OBJECTIVE
Gather all lines with "this" from the records.

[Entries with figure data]
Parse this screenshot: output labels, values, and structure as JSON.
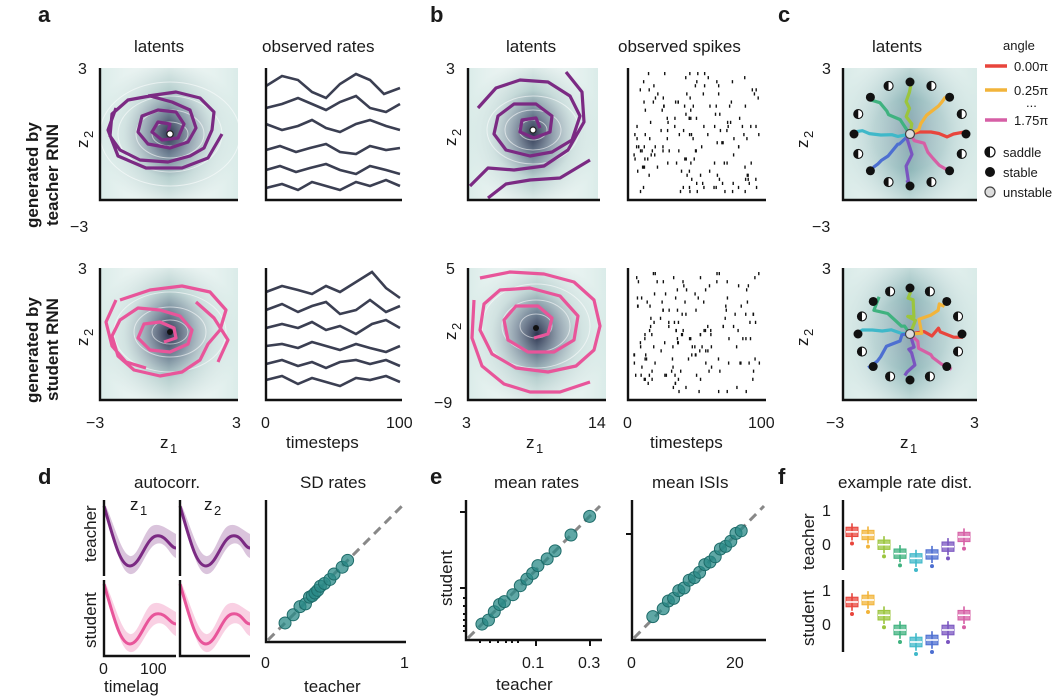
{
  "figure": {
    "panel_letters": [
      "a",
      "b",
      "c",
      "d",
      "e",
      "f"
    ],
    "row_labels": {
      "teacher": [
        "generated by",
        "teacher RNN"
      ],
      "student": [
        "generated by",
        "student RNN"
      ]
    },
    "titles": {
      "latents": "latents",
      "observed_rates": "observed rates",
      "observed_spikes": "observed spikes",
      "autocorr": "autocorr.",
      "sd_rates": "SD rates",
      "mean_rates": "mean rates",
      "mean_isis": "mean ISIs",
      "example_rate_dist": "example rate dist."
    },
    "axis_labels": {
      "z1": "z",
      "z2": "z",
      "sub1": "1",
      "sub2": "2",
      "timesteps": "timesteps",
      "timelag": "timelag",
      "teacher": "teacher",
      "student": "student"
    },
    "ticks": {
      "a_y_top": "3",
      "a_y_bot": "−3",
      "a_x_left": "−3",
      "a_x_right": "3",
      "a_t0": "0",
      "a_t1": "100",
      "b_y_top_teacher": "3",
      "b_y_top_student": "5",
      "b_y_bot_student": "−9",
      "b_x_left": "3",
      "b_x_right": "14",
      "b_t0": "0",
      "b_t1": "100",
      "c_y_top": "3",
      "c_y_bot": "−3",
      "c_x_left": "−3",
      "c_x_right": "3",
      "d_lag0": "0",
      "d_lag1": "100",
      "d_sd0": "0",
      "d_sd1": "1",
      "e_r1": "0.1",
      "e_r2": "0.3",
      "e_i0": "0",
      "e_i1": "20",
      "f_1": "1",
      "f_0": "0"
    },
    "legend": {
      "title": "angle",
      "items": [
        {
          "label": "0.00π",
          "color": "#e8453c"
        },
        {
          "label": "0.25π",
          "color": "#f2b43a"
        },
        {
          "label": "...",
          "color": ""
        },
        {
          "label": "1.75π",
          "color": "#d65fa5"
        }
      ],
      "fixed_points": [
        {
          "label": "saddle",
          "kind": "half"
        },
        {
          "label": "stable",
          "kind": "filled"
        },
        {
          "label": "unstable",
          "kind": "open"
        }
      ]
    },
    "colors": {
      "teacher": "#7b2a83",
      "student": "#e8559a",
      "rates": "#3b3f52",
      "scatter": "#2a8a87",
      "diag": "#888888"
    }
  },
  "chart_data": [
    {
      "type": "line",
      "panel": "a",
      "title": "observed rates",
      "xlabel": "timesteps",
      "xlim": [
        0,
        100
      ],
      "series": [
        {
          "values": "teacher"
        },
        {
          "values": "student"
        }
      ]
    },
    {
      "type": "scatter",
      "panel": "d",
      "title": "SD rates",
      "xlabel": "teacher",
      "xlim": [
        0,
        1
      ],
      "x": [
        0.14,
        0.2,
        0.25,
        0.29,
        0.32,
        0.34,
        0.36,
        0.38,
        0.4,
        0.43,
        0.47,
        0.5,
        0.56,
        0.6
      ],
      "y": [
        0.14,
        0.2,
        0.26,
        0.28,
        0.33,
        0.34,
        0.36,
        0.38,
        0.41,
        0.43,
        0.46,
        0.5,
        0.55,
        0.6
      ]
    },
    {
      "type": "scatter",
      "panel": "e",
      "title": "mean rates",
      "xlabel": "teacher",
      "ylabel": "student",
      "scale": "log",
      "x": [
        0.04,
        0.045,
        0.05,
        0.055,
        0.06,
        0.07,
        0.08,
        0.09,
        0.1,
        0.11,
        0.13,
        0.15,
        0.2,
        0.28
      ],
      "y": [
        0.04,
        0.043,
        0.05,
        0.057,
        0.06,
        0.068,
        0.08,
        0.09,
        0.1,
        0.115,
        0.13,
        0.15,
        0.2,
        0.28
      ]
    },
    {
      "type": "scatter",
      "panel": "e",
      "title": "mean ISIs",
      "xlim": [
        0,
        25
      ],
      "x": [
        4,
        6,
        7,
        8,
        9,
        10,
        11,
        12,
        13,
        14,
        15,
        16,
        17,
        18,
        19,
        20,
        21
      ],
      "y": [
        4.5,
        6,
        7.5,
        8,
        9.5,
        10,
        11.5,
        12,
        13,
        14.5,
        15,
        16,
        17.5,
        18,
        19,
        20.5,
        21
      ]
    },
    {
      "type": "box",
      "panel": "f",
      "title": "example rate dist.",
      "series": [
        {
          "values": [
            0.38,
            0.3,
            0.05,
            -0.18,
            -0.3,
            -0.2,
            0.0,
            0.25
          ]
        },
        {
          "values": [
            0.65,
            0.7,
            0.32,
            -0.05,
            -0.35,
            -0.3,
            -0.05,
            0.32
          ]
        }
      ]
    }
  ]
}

...

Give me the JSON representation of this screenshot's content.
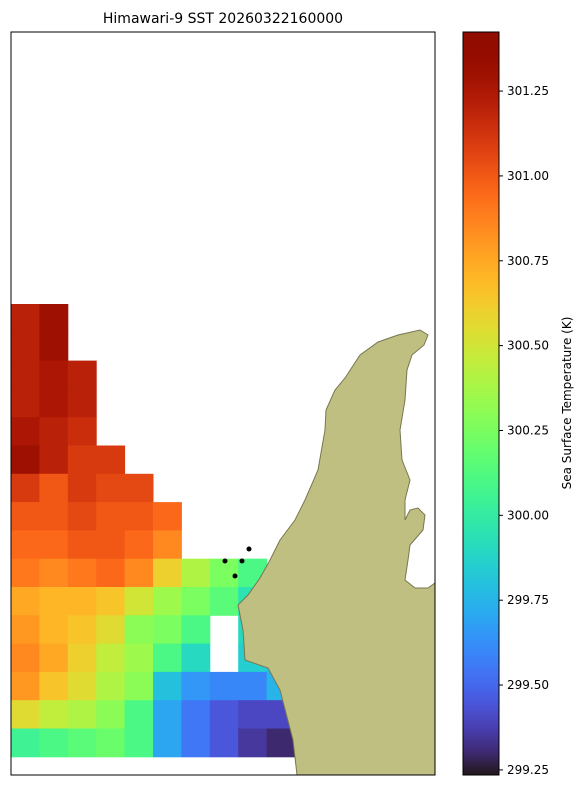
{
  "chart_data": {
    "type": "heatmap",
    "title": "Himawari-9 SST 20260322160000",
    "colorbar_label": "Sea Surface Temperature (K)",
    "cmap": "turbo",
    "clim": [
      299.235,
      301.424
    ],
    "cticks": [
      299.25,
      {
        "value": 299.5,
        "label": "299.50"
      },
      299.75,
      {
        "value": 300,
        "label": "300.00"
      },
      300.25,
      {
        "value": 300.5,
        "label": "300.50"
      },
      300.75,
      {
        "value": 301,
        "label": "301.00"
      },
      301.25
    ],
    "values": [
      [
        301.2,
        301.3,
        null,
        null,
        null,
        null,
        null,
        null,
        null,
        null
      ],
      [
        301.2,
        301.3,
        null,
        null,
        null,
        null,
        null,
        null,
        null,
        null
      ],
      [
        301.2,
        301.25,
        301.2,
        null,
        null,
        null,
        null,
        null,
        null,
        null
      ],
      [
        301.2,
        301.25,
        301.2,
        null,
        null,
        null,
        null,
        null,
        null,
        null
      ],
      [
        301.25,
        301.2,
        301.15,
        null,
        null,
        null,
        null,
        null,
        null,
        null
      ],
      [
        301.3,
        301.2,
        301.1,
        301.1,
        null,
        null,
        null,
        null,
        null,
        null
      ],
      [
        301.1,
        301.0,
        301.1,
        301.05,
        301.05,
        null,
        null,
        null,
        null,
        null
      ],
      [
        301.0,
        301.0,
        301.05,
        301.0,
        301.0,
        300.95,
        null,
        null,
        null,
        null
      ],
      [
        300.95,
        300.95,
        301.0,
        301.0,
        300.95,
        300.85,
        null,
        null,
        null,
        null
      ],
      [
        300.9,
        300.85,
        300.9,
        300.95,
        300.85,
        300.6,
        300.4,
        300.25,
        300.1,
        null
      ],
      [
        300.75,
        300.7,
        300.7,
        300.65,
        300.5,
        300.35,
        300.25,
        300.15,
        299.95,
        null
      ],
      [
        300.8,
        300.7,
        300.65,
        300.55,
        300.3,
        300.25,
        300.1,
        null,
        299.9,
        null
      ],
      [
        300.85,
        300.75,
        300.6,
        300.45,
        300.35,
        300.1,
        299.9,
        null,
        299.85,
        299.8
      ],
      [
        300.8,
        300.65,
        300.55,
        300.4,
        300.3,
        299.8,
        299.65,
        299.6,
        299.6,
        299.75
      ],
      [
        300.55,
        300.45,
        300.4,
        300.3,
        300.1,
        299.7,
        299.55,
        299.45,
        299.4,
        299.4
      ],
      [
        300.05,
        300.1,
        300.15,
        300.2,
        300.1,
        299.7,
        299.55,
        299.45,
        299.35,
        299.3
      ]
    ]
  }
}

RESPONSE
Parse this screenshot: output labels, values, and structure as JSON.
Give me the JSON representation of this screenshot's content.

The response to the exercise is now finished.